● What is needed
Print every record below exactly as written.

━━ Provided records

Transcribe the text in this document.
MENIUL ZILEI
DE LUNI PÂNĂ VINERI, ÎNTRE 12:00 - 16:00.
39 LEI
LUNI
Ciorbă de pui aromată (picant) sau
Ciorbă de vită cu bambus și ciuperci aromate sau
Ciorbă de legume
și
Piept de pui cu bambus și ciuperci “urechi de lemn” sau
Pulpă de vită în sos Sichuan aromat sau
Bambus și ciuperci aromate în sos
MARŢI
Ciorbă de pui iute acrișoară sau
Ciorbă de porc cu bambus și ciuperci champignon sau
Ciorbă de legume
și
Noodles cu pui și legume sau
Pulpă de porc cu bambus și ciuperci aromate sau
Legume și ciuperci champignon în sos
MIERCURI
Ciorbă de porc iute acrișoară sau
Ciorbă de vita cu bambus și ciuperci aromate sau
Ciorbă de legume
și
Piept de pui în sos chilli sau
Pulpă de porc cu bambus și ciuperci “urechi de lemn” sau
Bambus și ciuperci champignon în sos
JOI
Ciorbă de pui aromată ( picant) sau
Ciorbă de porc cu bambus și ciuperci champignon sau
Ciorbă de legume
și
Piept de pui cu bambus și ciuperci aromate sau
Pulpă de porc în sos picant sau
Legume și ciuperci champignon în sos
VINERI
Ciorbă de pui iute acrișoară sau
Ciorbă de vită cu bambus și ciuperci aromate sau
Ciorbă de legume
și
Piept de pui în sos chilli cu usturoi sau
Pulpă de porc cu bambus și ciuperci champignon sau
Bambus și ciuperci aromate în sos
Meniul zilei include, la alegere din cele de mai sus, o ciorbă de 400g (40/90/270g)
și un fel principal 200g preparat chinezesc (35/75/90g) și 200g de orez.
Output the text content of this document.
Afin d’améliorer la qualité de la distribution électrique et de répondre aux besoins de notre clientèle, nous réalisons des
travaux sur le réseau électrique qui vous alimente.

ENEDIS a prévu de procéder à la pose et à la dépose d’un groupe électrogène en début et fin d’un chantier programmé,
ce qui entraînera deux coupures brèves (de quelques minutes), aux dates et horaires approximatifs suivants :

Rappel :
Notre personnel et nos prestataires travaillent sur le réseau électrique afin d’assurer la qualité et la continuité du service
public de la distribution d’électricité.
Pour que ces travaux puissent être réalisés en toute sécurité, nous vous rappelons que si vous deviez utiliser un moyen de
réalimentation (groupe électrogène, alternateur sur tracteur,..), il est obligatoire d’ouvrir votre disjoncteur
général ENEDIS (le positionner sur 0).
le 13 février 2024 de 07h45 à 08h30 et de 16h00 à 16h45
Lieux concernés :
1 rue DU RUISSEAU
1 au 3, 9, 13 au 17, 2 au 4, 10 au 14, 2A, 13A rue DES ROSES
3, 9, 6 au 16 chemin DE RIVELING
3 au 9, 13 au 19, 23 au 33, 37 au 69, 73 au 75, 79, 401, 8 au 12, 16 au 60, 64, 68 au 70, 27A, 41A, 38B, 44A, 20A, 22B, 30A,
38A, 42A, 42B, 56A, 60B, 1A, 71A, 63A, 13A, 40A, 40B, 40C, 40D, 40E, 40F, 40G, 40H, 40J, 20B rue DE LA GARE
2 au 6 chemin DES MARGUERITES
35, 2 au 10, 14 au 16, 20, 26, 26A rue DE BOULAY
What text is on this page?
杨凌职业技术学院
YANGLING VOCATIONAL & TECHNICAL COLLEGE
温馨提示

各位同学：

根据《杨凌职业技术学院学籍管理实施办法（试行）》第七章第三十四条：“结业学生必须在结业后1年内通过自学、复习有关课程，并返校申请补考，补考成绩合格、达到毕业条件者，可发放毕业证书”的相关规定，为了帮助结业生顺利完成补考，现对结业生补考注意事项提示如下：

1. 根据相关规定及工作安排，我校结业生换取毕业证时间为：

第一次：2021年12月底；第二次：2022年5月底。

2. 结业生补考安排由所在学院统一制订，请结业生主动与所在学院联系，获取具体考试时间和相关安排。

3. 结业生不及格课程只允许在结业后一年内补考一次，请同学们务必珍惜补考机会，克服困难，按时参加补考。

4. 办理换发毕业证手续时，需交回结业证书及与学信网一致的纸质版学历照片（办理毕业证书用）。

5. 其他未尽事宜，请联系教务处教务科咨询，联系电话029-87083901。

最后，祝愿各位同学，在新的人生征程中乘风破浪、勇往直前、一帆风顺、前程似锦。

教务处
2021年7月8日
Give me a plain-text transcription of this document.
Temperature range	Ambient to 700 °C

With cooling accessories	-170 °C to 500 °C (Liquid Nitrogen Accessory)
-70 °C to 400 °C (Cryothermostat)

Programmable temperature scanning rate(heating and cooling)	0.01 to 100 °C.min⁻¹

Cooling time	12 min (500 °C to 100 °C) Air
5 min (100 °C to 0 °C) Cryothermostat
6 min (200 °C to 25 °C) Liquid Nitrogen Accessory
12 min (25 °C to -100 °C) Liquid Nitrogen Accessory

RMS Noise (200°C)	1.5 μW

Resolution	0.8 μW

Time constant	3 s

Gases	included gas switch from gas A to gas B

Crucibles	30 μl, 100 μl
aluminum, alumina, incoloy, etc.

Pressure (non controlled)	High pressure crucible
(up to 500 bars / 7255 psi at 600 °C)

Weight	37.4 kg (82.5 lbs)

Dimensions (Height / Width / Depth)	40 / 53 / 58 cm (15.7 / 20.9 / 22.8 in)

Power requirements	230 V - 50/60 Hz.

━━━━

● Task solution
Transcribe the text in this document.
MENIUL ZILEI
DE LUNI PÂNĂ VINERI, ÎNTRE 12:00 - 16:00.
39 LEI
LUNI
Ciorbă de pui aromată (picant) sau
Ciorbă de vită cu bambus și ciuperci aromate sau
Ciorbă de legume
și
Piept de pui cu bambus și ciuperci “urechi de lemn” sau
Pulpă de vită în sos Sichuan aromat sau
Bambus și ciuperci aromate în sos
MARŢI
Ciorbă de pui iute acrișoară sau
Ciorbă de porc cu bambus și ciuperci champignon sau
Ciorbă de legume
și
Noodles cu pui și legume sau
Pulpă de porc cu bambus și ciuperci aromate sau
Legume și ciuperci champignon în sos
MIERCURI
Ciorbă de porc iute acrișoară sau
Ciorbă de vita cu bambus și ciuperci aromate sau
Ciorbă de legume
și
Piept de pui în sos chilli sau
Pulpă de porc cu bambus și ciuperci “urechi de lemn” sau
Bambus și ciuperci champignon în sos
JOI
Ciorbă de pui aromată ( picant) sau
Ciorbă de porc cu bambus și ciuperci champignon sau
Ciorbă de legume
și
Piept de pui cu bambus și ciuperci aromate sau
Pulpă de porc în sos picant sau
Legume și ciuperci champignon în sos
VINERI
Ciorbă de pui iute acrișoară sau
Ciorbă de vită cu bambus și ciuperci aromate sau
Ciorbă de legume
și
Piept de pui în sos chilli cu usturoi sau
Pulpă de porc cu bambus și ciuperci champignon sau
Bambus și ciuperci aromate în sos
Meniul zilei include, la alegere din cele de mai sus, o ciorbă de 400g (40/90/270g)
și un fel principal 200g preparat chinezesc (35/75/90g) și 200g de orez.
Output the text content of this document.
Afin d’améliorer la qualité de la distribution électrique et de répondre aux besoins de notre clientèle, nous réalisons des
travaux sur le réseau électrique qui vous alimente.

ENEDIS a prévu de procéder à la pose et à la dépose d’un groupe électrogène en début et fin d’un chantier programmé,
ce qui entraînera deux coupures brèves (de quelques minutes), aux dates et horaires approximatifs suivants :

Rappel :
Notre personnel et nos prestataires travaillent sur le réseau électrique afin d’assurer la qualité et la continuité du service
public de la distribution d’électricité.
Pour que ces travaux puissent être réalisés en toute sécurité, nous vous rappelons que si vous deviez utiliser un moyen de
réalimentation (groupe électrogène, alternateur sur tracteur,..), il est obligatoire d’ouvrir votre disjoncteur
général ENEDIS (le positionner sur 0).
le 13 février 2024 de 07h45 à 08h30 et de 16h00 à 16h45
Lieux concernés :
1 rue DU RUISSEAU
1 au 3, 9, 13 au 17, 2 au 4, 10 au 14, 2A, 13A rue DES ROSES
3, 9, 6 au 16 chemin DE RIVELING
3 au 9, 13 au 19, 23 au 33, 37 au 69, 73 au 75, 79, 401, 8 au 12, 16 au 60, 64, 68 au 70, 27A, 41A, 38B, 44A, 20A, 22B, 30A,
38A, 42A, 42B, 56A, 60B, 1A, 71A, 63A, 13A, 40A, 40B, 40C, 40D, 40E, 40F, 40G, 40H, 40J, 20B rue DE LA GARE
2 au 6 chemin DES MARGUERITES
35, 2 au 10, 14 au 16, 20, 26, 26A rue DE BOULAY
What text is on this page?
杨凌职业技术学院
YANGLING VOCATIONAL & TECHNICAL COLLEGE
温馨提示

各位同学：

根据《杨凌职业技术学院学籍管理实施办法（试行）》第七章第三十四条：“结业学生必须在结业后1年内通过自学、复习有关课程，并返校申请补考，补考成绩合格、达到毕业条件者，可发放毕业证书”的相关规定，为了帮助结业生顺利完成补考，现对结业生补考注意事项提示如下：

1. 根据相关规定及工作安排，我校结业生换取毕业证时间为：

第一次：2021年12月底；第二次：2022年5月底。

2. 结业生补考安排由所在学院统一制订，请结业生主动与所在学院联系，获取具体考试时间和相关安排。

3. 结业生不及格课程只允许在结业后一年内补考一次，请同学们务必珍惜补考机会，克服困难，按时参加补考。

4. 办理换发毕业证手续时，需交回结业证书及与学信网一致的纸质版学历照片（办理毕业证书用）。

5. 其他未尽事宜，请联系教务处教务科咨询，联系电话029-87083901。

最后，祝愿各位同学，在新的人生征程中乘风破浪、勇往直前、一帆风顺、前程似锦。

教务处
2021年7月8日
Give me a plain-text transcription of this document.
Temperature range	Ambient to 700 °C

With cooling accessories	-170 °C to 500 °C (Liquid Nitrogen Accessory)
-70 °C to 400 °C (Cryothermostat)

Programmable temperature scanning rate(heating and cooling)	0.01 to 100 °C.min⁻¹

Cooling time	12 min (500 °C to 100 °C) Air
5 min (100 °C to 0 °C) Cryothermostat
6 min (200 °C to 25 °C) Liquid Nitrogen Accessory
12 min (25 °C to -100 °C) Liquid Nitrogen Accessory

RMS Noise (200°C)	1.5 μW

Resolution	0.8 μW

Time constant	3 s

Gases	included gas switch from gas A to gas B

Crucibles	30 μl, 100 μl
aluminum, alumina, incoloy, etc.

Pressure (non controlled)	High pressure crucible
(up to 500 bars / 7255 psi at 600 °C)

Weight	37.4 kg (82.5 lbs)

Dimensions (Height / Width / Depth)	40 / 53 / 58 cm (15.7 / 20.9 / 22.8 in)

Power requirements	230 V - 50/60 Hz.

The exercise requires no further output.